Required task - Format the lines below as a Markdown table with two columns, Row and Text. Number every row, put each line in Text, and leave out any blank lines.

Provided material -
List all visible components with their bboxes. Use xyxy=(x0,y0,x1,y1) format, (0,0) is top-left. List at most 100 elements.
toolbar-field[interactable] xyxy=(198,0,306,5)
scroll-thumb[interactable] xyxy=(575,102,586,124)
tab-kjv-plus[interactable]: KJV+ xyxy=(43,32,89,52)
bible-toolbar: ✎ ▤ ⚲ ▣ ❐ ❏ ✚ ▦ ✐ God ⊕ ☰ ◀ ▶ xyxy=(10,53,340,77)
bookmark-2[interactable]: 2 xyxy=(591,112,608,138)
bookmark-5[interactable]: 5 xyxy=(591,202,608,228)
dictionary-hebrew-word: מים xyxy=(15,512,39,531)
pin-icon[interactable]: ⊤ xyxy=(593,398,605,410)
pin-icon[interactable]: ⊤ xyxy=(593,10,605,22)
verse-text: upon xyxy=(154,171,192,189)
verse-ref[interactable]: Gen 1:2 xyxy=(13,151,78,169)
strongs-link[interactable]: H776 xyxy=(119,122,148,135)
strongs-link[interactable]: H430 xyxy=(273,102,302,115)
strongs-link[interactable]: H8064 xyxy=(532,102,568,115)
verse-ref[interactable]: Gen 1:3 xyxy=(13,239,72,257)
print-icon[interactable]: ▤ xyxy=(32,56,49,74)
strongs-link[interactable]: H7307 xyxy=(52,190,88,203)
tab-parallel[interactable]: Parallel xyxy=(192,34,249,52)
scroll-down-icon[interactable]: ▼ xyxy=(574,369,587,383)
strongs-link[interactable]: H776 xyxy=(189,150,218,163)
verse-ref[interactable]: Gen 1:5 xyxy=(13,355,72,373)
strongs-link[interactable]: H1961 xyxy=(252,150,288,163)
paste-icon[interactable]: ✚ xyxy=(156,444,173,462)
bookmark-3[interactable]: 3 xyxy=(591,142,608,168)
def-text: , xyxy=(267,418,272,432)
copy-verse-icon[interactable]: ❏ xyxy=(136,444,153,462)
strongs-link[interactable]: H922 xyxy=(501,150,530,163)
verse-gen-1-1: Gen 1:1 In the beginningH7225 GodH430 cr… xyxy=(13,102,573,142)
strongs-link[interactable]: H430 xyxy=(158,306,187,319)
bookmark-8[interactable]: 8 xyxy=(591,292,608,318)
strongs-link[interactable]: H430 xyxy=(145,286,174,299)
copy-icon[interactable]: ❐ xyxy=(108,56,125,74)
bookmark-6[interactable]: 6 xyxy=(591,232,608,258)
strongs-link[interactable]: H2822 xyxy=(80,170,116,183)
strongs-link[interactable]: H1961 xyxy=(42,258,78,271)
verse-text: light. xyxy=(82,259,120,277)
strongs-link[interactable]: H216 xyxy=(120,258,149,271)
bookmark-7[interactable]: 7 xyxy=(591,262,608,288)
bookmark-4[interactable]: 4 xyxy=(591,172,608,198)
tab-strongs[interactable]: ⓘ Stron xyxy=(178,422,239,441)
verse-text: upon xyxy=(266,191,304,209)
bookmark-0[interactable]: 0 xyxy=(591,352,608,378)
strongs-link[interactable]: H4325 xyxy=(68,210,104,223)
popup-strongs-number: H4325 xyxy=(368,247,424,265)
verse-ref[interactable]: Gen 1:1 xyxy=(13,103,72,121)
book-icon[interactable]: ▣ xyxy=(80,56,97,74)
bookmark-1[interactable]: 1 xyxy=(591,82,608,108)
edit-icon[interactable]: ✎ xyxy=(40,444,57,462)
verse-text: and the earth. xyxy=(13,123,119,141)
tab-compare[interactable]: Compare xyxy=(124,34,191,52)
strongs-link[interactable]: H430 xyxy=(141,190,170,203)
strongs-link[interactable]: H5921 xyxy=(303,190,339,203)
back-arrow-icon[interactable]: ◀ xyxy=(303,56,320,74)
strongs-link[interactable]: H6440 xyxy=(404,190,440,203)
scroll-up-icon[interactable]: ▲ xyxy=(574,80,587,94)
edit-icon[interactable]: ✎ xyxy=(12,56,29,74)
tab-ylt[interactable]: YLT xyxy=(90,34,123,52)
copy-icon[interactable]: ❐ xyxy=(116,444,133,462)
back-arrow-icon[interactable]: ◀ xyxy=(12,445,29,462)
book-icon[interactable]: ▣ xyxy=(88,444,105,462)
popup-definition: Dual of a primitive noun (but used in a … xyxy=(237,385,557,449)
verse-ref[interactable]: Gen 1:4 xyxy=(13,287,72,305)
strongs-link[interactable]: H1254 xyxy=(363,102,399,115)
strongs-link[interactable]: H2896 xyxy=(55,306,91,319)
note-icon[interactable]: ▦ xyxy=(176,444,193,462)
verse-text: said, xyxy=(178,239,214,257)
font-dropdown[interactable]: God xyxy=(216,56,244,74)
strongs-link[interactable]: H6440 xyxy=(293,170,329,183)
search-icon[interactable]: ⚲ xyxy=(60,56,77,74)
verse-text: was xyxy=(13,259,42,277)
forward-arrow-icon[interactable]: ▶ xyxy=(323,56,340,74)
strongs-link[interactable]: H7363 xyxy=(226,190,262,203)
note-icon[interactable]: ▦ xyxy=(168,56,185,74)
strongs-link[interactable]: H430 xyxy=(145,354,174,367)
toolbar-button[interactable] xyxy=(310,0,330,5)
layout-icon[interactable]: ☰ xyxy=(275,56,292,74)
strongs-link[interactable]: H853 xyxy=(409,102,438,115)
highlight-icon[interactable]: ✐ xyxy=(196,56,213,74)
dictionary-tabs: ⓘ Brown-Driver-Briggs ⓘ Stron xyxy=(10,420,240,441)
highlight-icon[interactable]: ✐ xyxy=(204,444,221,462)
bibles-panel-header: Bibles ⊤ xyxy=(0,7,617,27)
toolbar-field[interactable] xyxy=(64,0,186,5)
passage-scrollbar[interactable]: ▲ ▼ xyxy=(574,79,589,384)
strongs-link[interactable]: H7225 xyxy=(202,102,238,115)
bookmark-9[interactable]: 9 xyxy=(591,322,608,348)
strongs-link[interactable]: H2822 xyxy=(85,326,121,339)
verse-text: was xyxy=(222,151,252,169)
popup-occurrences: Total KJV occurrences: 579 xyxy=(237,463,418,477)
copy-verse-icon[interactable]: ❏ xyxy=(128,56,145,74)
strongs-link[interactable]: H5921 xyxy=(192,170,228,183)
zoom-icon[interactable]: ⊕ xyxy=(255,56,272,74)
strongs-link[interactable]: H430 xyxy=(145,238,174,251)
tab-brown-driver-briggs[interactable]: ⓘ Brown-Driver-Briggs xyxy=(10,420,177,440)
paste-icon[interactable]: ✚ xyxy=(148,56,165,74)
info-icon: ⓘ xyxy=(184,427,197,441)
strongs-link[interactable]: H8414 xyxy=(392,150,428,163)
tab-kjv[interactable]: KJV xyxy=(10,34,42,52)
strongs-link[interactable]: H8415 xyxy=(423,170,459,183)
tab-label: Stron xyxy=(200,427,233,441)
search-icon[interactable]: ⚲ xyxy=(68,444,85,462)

Answer to the problem -
| Row | Text |
|---|---|
| 1 | List all visible components with their bboxes. Use xyxy=(x0,y0,x1,y1) format, (0,0) is top-left. List at most 100 elements. |
| 2 | toolbar-field[interactable] xyxy=(198,0,306,5) |
| 3 | scroll-thumb[interactable] xyxy=(575,102,586,124) |
| 4 | tab-kjv-plus[interactable]: KJV+ xyxy=(43,32,89,52) |
| 5 | bible-toolbar: ✎ ▤ ⚲ ▣ ❐ ❏ ✚ ▦ ✐ God ⊕ ☰ ◀ ▶ xyxy=(10,53,340,77) |
| 6 | bookmark-2[interactable]: 2 xyxy=(591,112,608,138) |
| 7 | bookmark-5[interactable]: 5 xyxy=(591,202,608,228) |
| 8 | dictionary-hebrew-word: מים xyxy=(15,512,39,531) |
| 9 | pin-icon[interactable]: ⊤ xyxy=(593,398,605,410) |
| 10 | pin-icon[interactable]: ⊤ xyxy=(593,10,605,22) |
| 11 | verse-text: upon xyxy=(154,171,192,189) |
| 12 | verse-ref[interactable]: Gen 1:2 xyxy=(13,151,78,169) |
| 13 | strongs-link[interactable]: H776 xyxy=(119,122,148,135) |
| 14 | strongs-link[interactable]: H430 xyxy=(273,102,302,115) |
| 15 | strongs-link[interactable]: H8064 xyxy=(532,102,568,115) |
| 16 | verse-ref[interactable]: Gen 1:3 xyxy=(13,239,72,257) |
| 17 | print-icon[interactable]: ▤ xyxy=(32,56,49,74) |
| 18 | strongs-link[interactable]: H7307 xyxy=(52,190,88,203) |
| 19 | tab-parallel[interactable]: Parallel xyxy=(192,34,249,52) |
| 20 | scroll-down-icon[interactable]: ▼ xyxy=(574,369,587,383) |
| 21 | strongs-link[interactable]: H776 xyxy=(189,150,218,163) |
| 22 | verse-ref[interactable]: Gen 1:5 xyxy=(13,355,72,373) |
| 23 | strongs-link[interactable]: H1961 xyxy=(252,150,288,163) |
| 24 | paste-icon[interactable]: ✚ xyxy=(156,444,173,462) |
| 25 | bookmark-3[interactable]: 3 xyxy=(591,142,608,168) |
| 26 | def-text: , xyxy=(267,418,272,432) |
| 27 | copy-verse-icon[interactable]: ❏ xyxy=(136,444,153,462) |
| 28 | strongs-link[interactable]: H922 xyxy=(501,150,530,163) |
| 29 | verse-gen-1-1: Gen 1:1 In the beginningH7225 GodH430 cr… xyxy=(13,102,573,142) |
| 30 | strongs-link[interactable]: H430 xyxy=(158,306,187,319) |
| 31 | bookmark-8[interactable]: 8 xyxy=(591,292,608,318) |
| 32 | strongs-link[interactable]: H430 xyxy=(145,286,174,299) |
| 33 | copy-icon[interactable]: ❐ xyxy=(108,56,125,74) |
| 34 | bookmark-6[interactable]: 6 xyxy=(591,232,608,258) |
| 35 | strongs-link[interactable]: H2822 xyxy=(80,170,116,183) |
| 36 | strongs-link[interactable]: H1961 xyxy=(42,258,78,271) |
| 37 | verse-text: light. xyxy=(82,259,120,277) |
| 38 | strongs-link[interactable]: H216 xyxy=(120,258,149,271) |
| 39 | bookmark-7[interactable]: 7 xyxy=(591,262,608,288) |
| 40 | bookmark-4[interactable]: 4 xyxy=(591,172,608,198) |
| 41 | tab-strongs[interactable]: ⓘ Stron xyxy=(178,422,239,441) |
| 42 | verse-text: upon xyxy=(266,191,304,209) |
| 43 | bookmark-0[interactable]: 0 xyxy=(591,352,608,378) |
| 44 | strongs-link[interactable]: H4325 xyxy=(68,210,104,223) |
| 45 | popup-strongs-number: H4325 xyxy=(368,247,424,265) |
| 46 | verse-ref[interactable]: Gen 1:1 xyxy=(13,103,72,121) |
| 47 | book-icon[interactable]: ▣ xyxy=(80,56,97,74) |
| 48 | bookmark-1[interactable]: 1 xyxy=(591,82,608,108) |
| 49 | edit-icon[interactable]: ✎ xyxy=(40,444,57,462) |
| 50 | verse-text: and the earth. xyxy=(13,123,119,141) |
| 51 | tab-compare[interactable]: Compare xyxy=(124,34,191,52) |
| 52 | strongs-link[interactable]: H430 xyxy=(141,190,170,203) |
| 53 | strongs-link[interactable]: H5921 xyxy=(303,190,339,203) |
| 54 | back-arrow-icon[interactable]: ◀ xyxy=(303,56,320,74) |
| 55 | strongs-link[interactable]: H6440 xyxy=(404,190,440,203) |
| 56 | scroll-up-icon[interactable]: ▲ xyxy=(574,80,587,94) |
| 57 | edit-icon[interactable]: ✎ xyxy=(12,56,29,74) |
| 58 | tab-ylt[interactable]: YLT xyxy=(90,34,123,52) |
| 59 | copy-icon[interactable]: ❐ xyxy=(116,444,133,462) |
| 60 | back-arrow-icon[interactable]: ◀ xyxy=(12,445,29,462) |
| 61 | book-icon[interactable]: ▣ xyxy=(88,444,105,462) |
| 62 | popup-definition: Dual of a primitive noun (but used in a … xyxy=(237,385,557,449) |
| 63 | verse-ref[interactable]: Gen 1:4 xyxy=(13,287,72,305) |
| 64 | strongs-link[interactable]: H1254 xyxy=(363,102,399,115) |
| 65 | strongs-link[interactable]: H2896 xyxy=(55,306,91,319) |
| 66 | note-icon[interactable]: ▦ xyxy=(176,444,193,462) |
| 67 | verse-text: said, xyxy=(178,239,214,257) |
| 68 | font-dropdown[interactable]: God xyxy=(216,56,244,74) |
| 69 | strongs-link[interactable]: H6440 xyxy=(293,170,329,183) |
| 70 | search-icon[interactable]: ⚲ xyxy=(60,56,77,74) |
| 71 | verse-text: was xyxy=(13,259,42,277) |
| 72 | forward-arrow-icon[interactable]: ▶ xyxy=(323,56,340,74) |
| 73 | strongs-link[interactable]: H7363 xyxy=(226,190,262,203) |
| 74 | note-icon[interactable]: ▦ xyxy=(168,56,185,74) |
| 75 | strongs-link[interactable]: H430 xyxy=(145,354,174,367) |
| 76 | toolbar-button[interactable] xyxy=(310,0,330,5) |
| 77 | layout-icon[interactable]: ☰ xyxy=(275,56,292,74) |
| 78 | strongs-link[interactable]: H853 xyxy=(409,102,438,115) |
| 79 | highlight-icon[interactable]: ✐ xyxy=(196,56,213,74) |
| 80 | dictionary-tabs: ⓘ Brown-Driver-Briggs ⓘ Stron xyxy=(10,420,240,441) |
| 81 | highlight-icon[interactable]: ✐ xyxy=(204,444,221,462) |
| 82 | bibles-panel-header: Bibles ⊤ xyxy=(0,7,617,27) |
| 83 | toolbar-field[interactable] xyxy=(64,0,186,5) |
| 84 | passage-scrollbar[interactable]: ▲ ▼ xyxy=(574,79,589,384) |
| 85 | strongs-link[interactable]: H7225 xyxy=(202,102,238,115) |
| 86 | bookmark-9[interactable]: 9 xyxy=(591,322,608,348) |
| 87 | strongs-link[interactable]: H2822 xyxy=(85,326,121,339) |
| 88 | verse-text: was xyxy=(222,151,252,169) |
| 89 | popup-occurrences: Total KJV occurrences: 579 xyxy=(237,463,418,477) |
| 90 | copy-verse-icon[interactable]: ❏ xyxy=(128,56,145,74) |
| 91 | strongs-link[interactable]: H5921 xyxy=(192,170,228,183) |
| 92 | zoom-icon[interactable]: ⊕ xyxy=(255,56,272,74) |
| 93 | strongs-link[interactable]: H430 xyxy=(145,238,174,251) |
| 94 | tab-brown-driver-briggs[interactable]: ⓘ Brown-Driver-Briggs xyxy=(10,420,177,440) |
| 95 | paste-icon[interactable]: ✚ xyxy=(148,56,165,74) |
| 96 | info-icon: ⓘ xyxy=(184,427,197,441) |
| 97 | strongs-link[interactable]: H8414 xyxy=(392,150,428,163) |
| 98 | tab-kjv[interactable]: KJV xyxy=(10,34,42,52) |
| 99 | strongs-link[interactable]: H8415 xyxy=(423,170,459,183) |
| 100 | tab-label: Stron xyxy=(200,427,233,441) |
| 101 | search-icon[interactable]: ⚲ xyxy=(68,444,85,462) |